— Aim —
Please quote every line word for word.

(Stored data)
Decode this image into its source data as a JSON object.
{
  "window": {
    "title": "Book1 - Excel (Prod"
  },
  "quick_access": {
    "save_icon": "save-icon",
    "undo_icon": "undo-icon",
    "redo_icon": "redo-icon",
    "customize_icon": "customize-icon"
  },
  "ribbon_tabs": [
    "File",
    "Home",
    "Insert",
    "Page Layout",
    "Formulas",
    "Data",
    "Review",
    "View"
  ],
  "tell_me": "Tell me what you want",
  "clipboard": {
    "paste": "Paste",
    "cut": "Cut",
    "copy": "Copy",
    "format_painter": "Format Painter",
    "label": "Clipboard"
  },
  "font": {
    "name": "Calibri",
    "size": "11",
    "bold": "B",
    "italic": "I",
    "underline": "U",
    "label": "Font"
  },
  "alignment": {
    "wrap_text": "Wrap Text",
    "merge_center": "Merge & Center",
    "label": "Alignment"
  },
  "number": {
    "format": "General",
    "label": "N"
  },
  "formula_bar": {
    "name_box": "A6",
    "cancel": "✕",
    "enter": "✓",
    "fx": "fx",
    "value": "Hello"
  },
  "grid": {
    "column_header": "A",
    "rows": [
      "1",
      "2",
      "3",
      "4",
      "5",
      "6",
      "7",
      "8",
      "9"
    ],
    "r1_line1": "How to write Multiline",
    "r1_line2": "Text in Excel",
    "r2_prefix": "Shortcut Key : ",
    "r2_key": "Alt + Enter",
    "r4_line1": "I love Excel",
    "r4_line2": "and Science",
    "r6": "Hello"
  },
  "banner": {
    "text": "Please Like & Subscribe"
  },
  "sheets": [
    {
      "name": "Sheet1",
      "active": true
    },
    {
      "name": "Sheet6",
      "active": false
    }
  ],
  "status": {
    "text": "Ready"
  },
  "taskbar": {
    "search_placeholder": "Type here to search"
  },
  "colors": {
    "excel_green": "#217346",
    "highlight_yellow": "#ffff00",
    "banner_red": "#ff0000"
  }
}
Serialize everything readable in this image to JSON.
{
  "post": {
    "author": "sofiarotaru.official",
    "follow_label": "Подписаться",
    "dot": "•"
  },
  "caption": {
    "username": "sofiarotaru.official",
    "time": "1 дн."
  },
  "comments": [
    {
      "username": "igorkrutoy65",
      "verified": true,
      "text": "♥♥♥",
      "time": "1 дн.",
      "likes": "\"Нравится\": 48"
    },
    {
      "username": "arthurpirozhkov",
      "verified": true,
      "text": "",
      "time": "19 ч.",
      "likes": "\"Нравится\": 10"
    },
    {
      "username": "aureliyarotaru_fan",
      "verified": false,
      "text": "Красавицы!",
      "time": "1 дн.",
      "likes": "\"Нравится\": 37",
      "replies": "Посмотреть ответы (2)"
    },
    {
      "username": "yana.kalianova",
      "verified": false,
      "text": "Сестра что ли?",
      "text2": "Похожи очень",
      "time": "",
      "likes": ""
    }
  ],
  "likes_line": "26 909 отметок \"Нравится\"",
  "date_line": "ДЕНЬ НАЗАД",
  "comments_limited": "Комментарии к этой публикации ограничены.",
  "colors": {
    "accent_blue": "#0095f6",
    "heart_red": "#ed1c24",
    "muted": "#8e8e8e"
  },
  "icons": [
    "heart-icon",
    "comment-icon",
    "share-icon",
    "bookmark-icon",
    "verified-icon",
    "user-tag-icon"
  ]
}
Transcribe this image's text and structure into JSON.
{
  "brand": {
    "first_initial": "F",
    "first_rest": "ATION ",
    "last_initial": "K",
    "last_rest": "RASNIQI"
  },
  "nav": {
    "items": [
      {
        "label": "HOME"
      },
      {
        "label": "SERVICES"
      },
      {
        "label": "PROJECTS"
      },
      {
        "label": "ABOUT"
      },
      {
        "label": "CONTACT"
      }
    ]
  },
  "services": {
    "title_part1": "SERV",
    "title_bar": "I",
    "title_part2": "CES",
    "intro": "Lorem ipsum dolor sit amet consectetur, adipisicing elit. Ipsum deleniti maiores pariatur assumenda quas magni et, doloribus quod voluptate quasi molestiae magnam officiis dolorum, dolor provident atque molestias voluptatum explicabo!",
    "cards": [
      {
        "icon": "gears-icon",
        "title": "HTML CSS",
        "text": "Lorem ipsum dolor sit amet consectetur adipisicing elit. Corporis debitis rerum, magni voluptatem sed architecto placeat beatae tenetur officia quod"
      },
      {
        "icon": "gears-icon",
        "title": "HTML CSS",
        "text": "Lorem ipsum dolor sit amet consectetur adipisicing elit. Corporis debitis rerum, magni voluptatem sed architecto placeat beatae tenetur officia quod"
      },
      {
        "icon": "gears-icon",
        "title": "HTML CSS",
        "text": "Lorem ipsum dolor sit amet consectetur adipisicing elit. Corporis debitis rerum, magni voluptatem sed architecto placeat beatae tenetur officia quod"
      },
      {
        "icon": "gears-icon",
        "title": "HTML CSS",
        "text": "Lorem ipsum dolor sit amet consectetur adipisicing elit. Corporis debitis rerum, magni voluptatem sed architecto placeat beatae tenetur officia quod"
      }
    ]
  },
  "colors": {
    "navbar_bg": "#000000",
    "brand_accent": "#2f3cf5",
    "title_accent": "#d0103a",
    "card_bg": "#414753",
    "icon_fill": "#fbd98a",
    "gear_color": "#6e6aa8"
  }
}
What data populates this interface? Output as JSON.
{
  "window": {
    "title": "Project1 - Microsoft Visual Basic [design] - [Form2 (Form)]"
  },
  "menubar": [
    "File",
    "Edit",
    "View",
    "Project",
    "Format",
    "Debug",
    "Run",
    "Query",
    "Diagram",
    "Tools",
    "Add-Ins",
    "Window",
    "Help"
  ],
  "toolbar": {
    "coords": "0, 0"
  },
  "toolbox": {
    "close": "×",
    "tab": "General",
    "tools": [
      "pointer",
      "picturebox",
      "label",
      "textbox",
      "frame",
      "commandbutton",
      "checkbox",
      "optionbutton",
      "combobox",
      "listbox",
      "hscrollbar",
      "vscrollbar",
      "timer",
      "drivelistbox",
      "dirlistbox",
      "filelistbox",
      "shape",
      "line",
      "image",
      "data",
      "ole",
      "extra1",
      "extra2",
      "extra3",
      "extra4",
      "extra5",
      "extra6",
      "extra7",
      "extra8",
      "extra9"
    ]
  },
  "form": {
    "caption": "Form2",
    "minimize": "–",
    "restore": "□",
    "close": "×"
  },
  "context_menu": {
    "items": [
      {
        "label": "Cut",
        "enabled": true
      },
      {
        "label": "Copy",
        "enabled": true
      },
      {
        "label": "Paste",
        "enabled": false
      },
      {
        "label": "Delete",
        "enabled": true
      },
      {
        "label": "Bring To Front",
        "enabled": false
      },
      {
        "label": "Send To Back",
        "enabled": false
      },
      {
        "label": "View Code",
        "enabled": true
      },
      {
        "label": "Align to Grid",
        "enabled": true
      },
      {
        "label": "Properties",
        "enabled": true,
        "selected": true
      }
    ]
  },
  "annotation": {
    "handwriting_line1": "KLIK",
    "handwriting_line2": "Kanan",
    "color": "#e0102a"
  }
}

— Response to this exercise —
Decode this image into its source data as a JSON object.
{
  "window": {
    "title": "Book1 - Excel (Prod"
  },
  "quick_access": {
    "save_icon": "save-icon",
    "undo_icon": "undo-icon",
    "redo_icon": "redo-icon",
    "customize_icon": "customize-icon"
  },
  "ribbon_tabs": [
    "File",
    "Home",
    "Insert",
    "Page Layout",
    "Formulas",
    "Data",
    "Review",
    "View"
  ],
  "tell_me": "Tell me what you want",
  "clipboard": {
    "paste": "Paste",
    "cut": "Cut",
    "copy": "Copy",
    "format_painter": "Format Painter",
    "label": "Clipboard"
  },
  "font": {
    "name": "Calibri",
    "size": "11",
    "bold": "B",
    "italic": "I",
    "underline": "U",
    "label": "Font"
  },
  "alignment": {
    "wrap_text": "Wrap Text",
    "merge_center": "Merge & Center",
    "label": "Alignment"
  },
  "number": {
    "format": "General",
    "label": "N"
  },
  "formula_bar": {
    "name_box": "A6",
    "cancel": "✕",
    "enter": "✓",
    "fx": "fx",
    "value": "Hello"
  },
  "grid": {
    "column_header": "A",
    "rows": [
      "1",
      "2",
      "3",
      "4",
      "5",
      "6",
      "7",
      "8",
      "9"
    ],
    "r1_line1": "How to write Multiline",
    "r1_line2": "Text in Excel",
    "r2_prefix": "Shortcut Key : ",
    "r2_key": "Alt + Enter",
    "r4_line1": "I love Excel",
    "r4_line2": "and Science",
    "r6": "Hello"
  },
  "banner": {
    "text": "Please Like & Subscribe"
  },
  "sheets": [
    {
      "name": "Sheet1",
      "active": true
    },
    {
      "name": "Sheet6",
      "active": false
    }
  ],
  "status": {
    "text": "Ready"
  },
  "taskbar": {
    "search_placeholder": "Type here to search"
  },
  "colors": {
    "excel_green": "#217346",
    "highlight_yellow": "#ffff00",
    "banner_red": "#ff0000"
  }
}
Serialize everything readable in this image to JSON.
{
  "post": {
    "author": "sofiarotaru.official",
    "follow_label": "Подписаться",
    "dot": "•"
  },
  "caption": {
    "username": "sofiarotaru.official",
    "time": "1 дн."
  },
  "comments": [
    {
      "username": "igorkrutoy65",
      "verified": true,
      "text": "♥♥♥",
      "time": "1 дн.",
      "likes": "\"Нравится\": 48"
    },
    {
      "username": "arthurpirozhkov",
      "verified": true,
      "text": "",
      "time": "19 ч.",
      "likes": "\"Нравится\": 10"
    },
    {
      "username": "aureliyarotaru_fan",
      "verified": false,
      "text": "Красавицы!",
      "time": "1 дн.",
      "likes": "\"Нравится\": 37",
      "replies": "Посмотреть ответы (2)"
    },
    {
      "username": "yana.kalianova",
      "verified": false,
      "text": "Сестра что ли?",
      "text2": "Похожи очень",
      "time": "",
      "likes": ""
    }
  ],
  "likes_line": "26 909 отметок \"Нравится\"",
  "date_line": "ДЕНЬ НАЗАД",
  "comments_limited": "Комментарии к этой публикации ограничены.",
  "colors": {
    "accent_blue": "#0095f6",
    "heart_red": "#ed1c24",
    "muted": "#8e8e8e"
  },
  "icons": [
    "heart-icon",
    "comment-icon",
    "share-icon",
    "bookmark-icon",
    "verified-icon",
    "user-tag-icon"
  ]
}
Transcribe this image's text and structure into JSON.
{
  "brand": {
    "first_initial": "F",
    "first_rest": "ATION ",
    "last_initial": "K",
    "last_rest": "RASNIQI"
  },
  "nav": {
    "items": [
      {
        "label": "HOME"
      },
      {
        "label": "SERVICES"
      },
      {
        "label": "PROJECTS"
      },
      {
        "label": "ABOUT"
      },
      {
        "label": "CONTACT"
      }
    ]
  },
  "services": {
    "title_part1": "SERV",
    "title_bar": "I",
    "title_part2": "CES",
    "intro": "Lorem ipsum dolor sit amet consectetur, adipisicing elit. Ipsum deleniti maiores pariatur assumenda quas magni et, doloribus quod voluptate quasi molestiae magnam officiis dolorum, dolor provident atque molestias voluptatum explicabo!",
    "cards": [
      {
        "icon": "gears-icon",
        "title": "HTML CSS",
        "text": "Lorem ipsum dolor sit amet consectetur adipisicing elit. Corporis debitis rerum, magni voluptatem sed architecto placeat beatae tenetur officia quod"
      },
      {
        "icon": "gears-icon",
        "title": "HTML CSS",
        "text": "Lorem ipsum dolor sit amet consectetur adipisicing elit. Corporis debitis rerum, magni voluptatem sed architecto placeat beatae tenetur officia quod"
      },
      {
        "icon": "gears-icon",
        "title": "HTML CSS",
        "text": "Lorem ipsum dolor sit amet consectetur adipisicing elit. Corporis debitis rerum, magni voluptatem sed architecto placeat beatae tenetur officia quod"
      },
      {
        "icon": "gears-icon",
        "title": "HTML CSS",
        "text": "Lorem ipsum dolor sit amet consectetur adipisicing elit. Corporis debitis rerum, magni voluptatem sed architecto placeat beatae tenetur officia quod"
      }
    ]
  },
  "colors": {
    "navbar_bg": "#000000",
    "brand_accent": "#2f3cf5",
    "title_accent": "#d0103a",
    "card_bg": "#414753",
    "icon_fill": "#fbd98a",
    "gear_color": "#6e6aa8"
  }
}
What data populates this interface? Output as JSON.
{
  "window": {
    "title": "Project1 - Microsoft Visual Basic [design] - [Form2 (Form)]"
  },
  "menubar": [
    "File",
    "Edit",
    "View",
    "Project",
    "Format",
    "Debug",
    "Run",
    "Query",
    "Diagram",
    "Tools",
    "Add-Ins",
    "Window",
    "Help"
  ],
  "toolbar": {
    "coords": "0, 0"
  },
  "toolbox": {
    "close": "×",
    "tab": "General",
    "tools": [
      "pointer",
      "picturebox",
      "label",
      "textbox",
      "frame",
      "commandbutton",
      "checkbox",
      "optionbutton",
      "combobox",
      "listbox",
      "hscrollbar",
      "vscrollbar",
      "timer",
      "drivelistbox",
      "dirlistbox",
      "filelistbox",
      "shape",
      "line",
      "image",
      "data",
      "ole",
      "extra1",
      "extra2",
      "extra3",
      "extra4",
      "extra5",
      "extra6",
      "extra7",
      "extra8",
      "extra9"
    ]
  },
  "form": {
    "caption": "Form2",
    "minimize": "–",
    "restore": "□",
    "close": "×"
  },
  "context_menu": {
    "items": [
      {
        "label": "Cut",
        "enabled": true
      },
      {
        "label": "Copy",
        "enabled": true
      },
      {
        "label": "Paste",
        "enabled": false
      },
      {
        "label": "Delete",
        "enabled": true
      },
      {
        "label": "Bring To Front",
        "enabled": false
      },
      {
        "label": "Send To Back",
        "enabled": false
      },
      {
        "label": "View Code",
        "enabled": true
      },
      {
        "label": "Align to Grid",
        "enabled": true
      },
      {
        "label": "Properties",
        "enabled": true,
        "selected": true
      }
    ]
  },
  "annotation": {
    "handwriting_line1": "KLIK",
    "handwriting_line2": "Kanan",
    "color": "#e0102a"
  }
}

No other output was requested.